WHAT YOU SHOULD DO
Output the data that follows exactly, line for line.

>> start RECORDED INFORMATION

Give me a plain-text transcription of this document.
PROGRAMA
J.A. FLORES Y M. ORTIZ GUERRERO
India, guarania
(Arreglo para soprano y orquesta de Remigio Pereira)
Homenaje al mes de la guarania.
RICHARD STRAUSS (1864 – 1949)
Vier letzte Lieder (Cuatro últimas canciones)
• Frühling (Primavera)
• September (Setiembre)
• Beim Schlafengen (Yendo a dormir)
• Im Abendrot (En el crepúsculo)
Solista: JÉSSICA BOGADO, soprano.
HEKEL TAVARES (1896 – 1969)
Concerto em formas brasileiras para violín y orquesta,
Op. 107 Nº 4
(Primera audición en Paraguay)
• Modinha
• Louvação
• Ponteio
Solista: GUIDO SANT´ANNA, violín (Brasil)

>> end RECORDED INFORMATION

WRITTEN REPLY
Give me a plain-text transcription of this document.
PROGRAMA
J.A. FLORES Y M. ORTIZ GUERRERO
India, guarania
(Arreglo para soprano y orquesta de Remigio Pereira)
Homenaje al mes de la guarania.
RICHARD STRAUSS (1864 – 1949)
Vier letzte Lieder (Cuatro últimas canciones)
• Frühling (Primavera)
• September (Setiembre)
• Beim Schlafengen (Yendo a dormir)
• Im Abendrot (En el crepúsculo)
Solista: JÉSSICA BOGADO, soprano.
HEKEL TAVARES (1896 – 1969)
Concerto em formas brasileiras para violín y orquesta,
Op. 107 Nº 4
(Primera audición en Paraguay)
• Modinha
• Louvação
• Ponteio
Solista: GUIDO SANT´ANNA, violín (Brasil)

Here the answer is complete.